> Data for this task:
------------

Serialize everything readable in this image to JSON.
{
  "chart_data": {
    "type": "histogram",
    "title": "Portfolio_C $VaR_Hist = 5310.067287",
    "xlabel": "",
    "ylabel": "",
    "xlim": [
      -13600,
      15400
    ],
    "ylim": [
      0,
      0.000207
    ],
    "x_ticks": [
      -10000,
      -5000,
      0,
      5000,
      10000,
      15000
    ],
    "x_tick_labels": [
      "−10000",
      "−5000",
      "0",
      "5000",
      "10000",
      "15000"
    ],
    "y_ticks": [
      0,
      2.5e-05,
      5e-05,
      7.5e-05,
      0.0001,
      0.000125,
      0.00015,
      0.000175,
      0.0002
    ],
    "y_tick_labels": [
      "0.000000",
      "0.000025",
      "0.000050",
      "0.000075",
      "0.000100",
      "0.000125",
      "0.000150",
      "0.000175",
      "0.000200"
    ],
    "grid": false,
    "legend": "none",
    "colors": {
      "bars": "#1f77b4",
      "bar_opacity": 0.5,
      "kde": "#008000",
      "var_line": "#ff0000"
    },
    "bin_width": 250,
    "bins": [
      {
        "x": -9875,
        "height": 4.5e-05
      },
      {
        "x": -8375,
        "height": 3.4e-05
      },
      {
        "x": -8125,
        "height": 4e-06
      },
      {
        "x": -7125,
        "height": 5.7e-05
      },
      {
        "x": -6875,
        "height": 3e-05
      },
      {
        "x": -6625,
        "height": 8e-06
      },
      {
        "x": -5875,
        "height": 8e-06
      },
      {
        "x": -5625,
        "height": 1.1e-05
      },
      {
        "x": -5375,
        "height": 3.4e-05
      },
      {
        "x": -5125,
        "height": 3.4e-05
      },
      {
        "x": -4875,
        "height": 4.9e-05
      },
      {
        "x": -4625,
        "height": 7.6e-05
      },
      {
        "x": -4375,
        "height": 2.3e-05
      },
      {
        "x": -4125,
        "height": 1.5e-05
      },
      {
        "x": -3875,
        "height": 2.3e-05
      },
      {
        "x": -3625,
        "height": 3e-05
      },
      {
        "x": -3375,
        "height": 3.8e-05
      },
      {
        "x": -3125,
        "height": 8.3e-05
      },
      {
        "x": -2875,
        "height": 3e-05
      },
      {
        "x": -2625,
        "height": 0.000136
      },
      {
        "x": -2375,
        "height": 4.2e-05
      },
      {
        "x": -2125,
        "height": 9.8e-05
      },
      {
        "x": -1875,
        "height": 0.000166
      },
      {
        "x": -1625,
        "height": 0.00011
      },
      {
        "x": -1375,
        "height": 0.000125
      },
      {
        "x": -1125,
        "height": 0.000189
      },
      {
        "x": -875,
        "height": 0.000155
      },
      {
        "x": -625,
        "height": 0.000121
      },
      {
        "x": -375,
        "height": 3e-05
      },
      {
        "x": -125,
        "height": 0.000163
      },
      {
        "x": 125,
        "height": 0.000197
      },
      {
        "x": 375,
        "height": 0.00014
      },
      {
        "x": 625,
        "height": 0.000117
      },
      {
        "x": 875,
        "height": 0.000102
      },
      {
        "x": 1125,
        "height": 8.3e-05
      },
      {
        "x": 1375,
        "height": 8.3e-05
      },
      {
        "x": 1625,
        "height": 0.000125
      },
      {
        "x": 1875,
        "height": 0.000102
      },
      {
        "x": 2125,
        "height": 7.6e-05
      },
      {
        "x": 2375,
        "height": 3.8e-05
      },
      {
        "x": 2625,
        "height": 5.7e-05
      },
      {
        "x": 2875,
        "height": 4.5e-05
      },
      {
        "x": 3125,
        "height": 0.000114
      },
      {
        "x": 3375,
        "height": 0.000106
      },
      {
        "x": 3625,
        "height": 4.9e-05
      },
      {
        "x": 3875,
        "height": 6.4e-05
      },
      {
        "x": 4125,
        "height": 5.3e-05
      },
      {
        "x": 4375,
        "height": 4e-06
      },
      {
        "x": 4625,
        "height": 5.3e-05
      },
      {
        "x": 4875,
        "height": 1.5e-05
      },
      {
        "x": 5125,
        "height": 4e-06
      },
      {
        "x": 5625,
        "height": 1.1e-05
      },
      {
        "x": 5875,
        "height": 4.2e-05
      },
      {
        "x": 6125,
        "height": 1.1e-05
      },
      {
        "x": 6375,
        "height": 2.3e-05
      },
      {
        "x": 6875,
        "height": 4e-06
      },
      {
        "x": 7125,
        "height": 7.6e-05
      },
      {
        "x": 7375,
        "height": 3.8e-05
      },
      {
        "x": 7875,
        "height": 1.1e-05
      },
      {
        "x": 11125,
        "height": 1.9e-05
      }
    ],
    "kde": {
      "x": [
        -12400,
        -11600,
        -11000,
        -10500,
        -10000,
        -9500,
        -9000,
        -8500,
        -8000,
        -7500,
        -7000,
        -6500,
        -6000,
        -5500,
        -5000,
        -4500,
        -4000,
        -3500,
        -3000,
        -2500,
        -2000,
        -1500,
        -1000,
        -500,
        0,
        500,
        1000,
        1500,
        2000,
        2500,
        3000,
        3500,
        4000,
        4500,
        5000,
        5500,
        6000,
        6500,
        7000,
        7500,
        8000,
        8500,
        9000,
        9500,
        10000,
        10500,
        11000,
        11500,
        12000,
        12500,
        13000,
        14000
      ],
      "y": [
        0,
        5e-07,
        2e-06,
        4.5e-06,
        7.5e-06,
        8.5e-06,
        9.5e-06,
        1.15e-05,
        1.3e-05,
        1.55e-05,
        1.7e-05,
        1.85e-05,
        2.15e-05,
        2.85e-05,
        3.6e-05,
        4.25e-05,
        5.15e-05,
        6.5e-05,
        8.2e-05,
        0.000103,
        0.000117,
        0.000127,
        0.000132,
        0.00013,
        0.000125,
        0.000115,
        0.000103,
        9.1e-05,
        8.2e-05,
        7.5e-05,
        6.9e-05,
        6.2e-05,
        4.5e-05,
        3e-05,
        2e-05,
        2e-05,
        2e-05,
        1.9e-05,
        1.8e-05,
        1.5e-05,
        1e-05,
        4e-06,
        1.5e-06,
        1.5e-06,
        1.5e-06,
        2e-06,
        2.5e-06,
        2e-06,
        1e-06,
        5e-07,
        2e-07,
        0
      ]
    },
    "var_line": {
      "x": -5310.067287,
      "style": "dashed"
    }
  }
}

------------

> Exercise description: Repeat back the data above, exact to the last character.

> Solution to the problem:
Serialize everything readable in this image to JSON.
{
  "chart_data": {
    "type": "histogram",
    "title": "Portfolio_C $VaR_Hist = 5310.067287",
    "xlabel": "",
    "ylabel": "",
    "xlim": [
      -13600,
      15400
    ],
    "ylim": [
      0,
      0.000207
    ],
    "x_ticks": [
      -10000,
      -5000,
      0,
      5000,
      10000,
      15000
    ],
    "x_tick_labels": [
      "−10000",
      "−5000",
      "0",
      "5000",
      "10000",
      "15000"
    ],
    "y_ticks": [
      0,
      2.5e-05,
      5e-05,
      7.5e-05,
      0.0001,
      0.000125,
      0.00015,
      0.000175,
      0.0002
    ],
    "y_tick_labels": [
      "0.000000",
      "0.000025",
      "0.000050",
      "0.000075",
      "0.000100",
      "0.000125",
      "0.000150",
      "0.000175",
      "0.000200"
    ],
    "grid": false,
    "legend": "none",
    "colors": {
      "bars": "#1f77b4",
      "bar_opacity": 0.5,
      "kde": "#008000",
      "var_line": "#ff0000"
    },
    "bin_width": 250,
    "bins": [
      {
        "x": -9875,
        "height": 4.5e-05
      },
      {
        "x": -8375,
        "height": 3.4e-05
      },
      {
        "x": -8125,
        "height": 4e-06
      },
      {
        "x": -7125,
        "height": 5.7e-05
      },
      {
        "x": -6875,
        "height": 3e-05
      },
      {
        "x": -6625,
        "height": 8e-06
      },
      {
        "x": -5875,
        "height": 8e-06
      },
      {
        "x": -5625,
        "height": 1.1e-05
      },
      {
        "x": -5375,
        "height": 3.4e-05
      },
      {
        "x": -5125,
        "height": 3.4e-05
      },
      {
        "x": -4875,
        "height": 4.9e-05
      },
      {
        "x": -4625,
        "height": 7.6e-05
      },
      {
        "x": -4375,
        "height": 2.3e-05
      },
      {
        "x": -4125,
        "height": 1.5e-05
      },
      {
        "x": -3875,
        "height": 2.3e-05
      },
      {
        "x": -3625,
        "height": 3e-05
      },
      {
        "x": -3375,
        "height": 3.8e-05
      },
      {
        "x": -3125,
        "height": 8.3e-05
      },
      {
        "x": -2875,
        "height": 3e-05
      },
      {
        "x": -2625,
        "height": 0.000136
      },
      {
        "x": -2375,
        "height": 4.2e-05
      },
      {
        "x": -2125,
        "height": 9.8e-05
      },
      {
        "x": -1875,
        "height": 0.000166
      },
      {
        "x": -1625,
        "height": 0.00011
      },
      {
        "x": -1375,
        "height": 0.000125
      },
      {
        "x": -1125,
        "height": 0.000189
      },
      {
        "x": -875,
        "height": 0.000155
      },
      {
        "x": -625,
        "height": 0.000121
      },
      {
        "x": -375,
        "height": 3e-05
      },
      {
        "x": -125,
        "height": 0.000163
      },
      {
        "x": 125,
        "height": 0.000197
      },
      {
        "x": 375,
        "height": 0.00014
      },
      {
        "x": 625,
        "height": 0.000117
      },
      {
        "x": 875,
        "height": 0.000102
      },
      {
        "x": 1125,
        "height": 8.3e-05
      },
      {
        "x": 1375,
        "height": 8.3e-05
      },
      {
        "x": 1625,
        "height": 0.000125
      },
      {
        "x": 1875,
        "height": 0.000102
      },
      {
        "x": 2125,
        "height": 7.6e-05
      },
      {
        "x": 2375,
        "height": 3.8e-05
      },
      {
        "x": 2625,
        "height": 5.7e-05
      },
      {
        "x": 2875,
        "height": 4.5e-05
      },
      {
        "x": 3125,
        "height": 0.000114
      },
      {
        "x": 3375,
        "height": 0.000106
      },
      {
        "x": 3625,
        "height": 4.9e-05
      },
      {
        "x": 3875,
        "height": 6.4e-05
      },
      {
        "x": 4125,
        "height": 5.3e-05
      },
      {
        "x": 4375,
        "height": 4e-06
      },
      {
        "x": 4625,
        "height": 5.3e-05
      },
      {
        "x": 4875,
        "height": 1.5e-05
      },
      {
        "x": 5125,
        "height": 4e-06
      },
      {
        "x": 5625,
        "height": 1.1e-05
      },
      {
        "x": 5875,
        "height": 4.2e-05
      },
      {
        "x": 6125,
        "height": 1.1e-05
      },
      {
        "x": 6375,
        "height": 2.3e-05
      },
      {
        "x": 6875,
        "height": 4e-06
      },
      {
        "x": 7125,
        "height": 7.6e-05
      },
      {
        "x": 7375,
        "height": 3.8e-05
      },
      {
        "x": 7875,
        "height": 1.1e-05
      },
      {
        "x": 11125,
        "height": 1.9e-05
      }
    ],
    "kde": {
      "x": [
        -12400,
        -11600,
        -11000,
        -10500,
        -10000,
        -9500,
        -9000,
        -8500,
        -8000,
        -7500,
        -7000,
        -6500,
        -6000,
        -5500,
        -5000,
        -4500,
        -4000,
        -3500,
        -3000,
        -2500,
        -2000,
        -1500,
        -1000,
        -500,
        0,
        500,
        1000,
        1500,
        2000,
        2500,
        3000,
        3500,
        4000,
        4500,
        5000,
        5500,
        6000,
        6500,
        7000,
        7500,
        8000,
        8500,
        9000,
        9500,
        10000,
        10500,
        11000,
        11500,
        12000,
        12500,
        13000,
        14000
      ],
      "y": [
        0,
        5e-07,
        2e-06,
        4.5e-06,
        7.5e-06,
        8.5e-06,
        9.5e-06,
        1.15e-05,
        1.3e-05,
        1.55e-05,
        1.7e-05,
        1.85e-05,
        2.15e-05,
        2.85e-05,
        3.6e-05,
        4.25e-05,
        5.15e-05,
        6.5e-05,
        8.2e-05,
        0.000103,
        0.000117,
        0.000127,
        0.000132,
        0.00013,
        0.000125,
        0.000115,
        0.000103,
        9.1e-05,
        8.2e-05,
        7.5e-05,
        6.9e-05,
        6.2e-05,
        4.5e-05,
        3e-05,
        2e-05,
        2e-05,
        2e-05,
        1.9e-05,
        1.8e-05,
        1.5e-05,
        1e-05,
        4e-06,
        1.5e-06,
        1.5e-06,
        1.5e-06,
        2e-06,
        2.5e-06,
        2e-06,
        1e-06,
        5e-07,
        2e-07,
        0
      ]
    },
    "var_line": {
      "x": -5310.067287,
      "style": "dashed"
    }
  }
}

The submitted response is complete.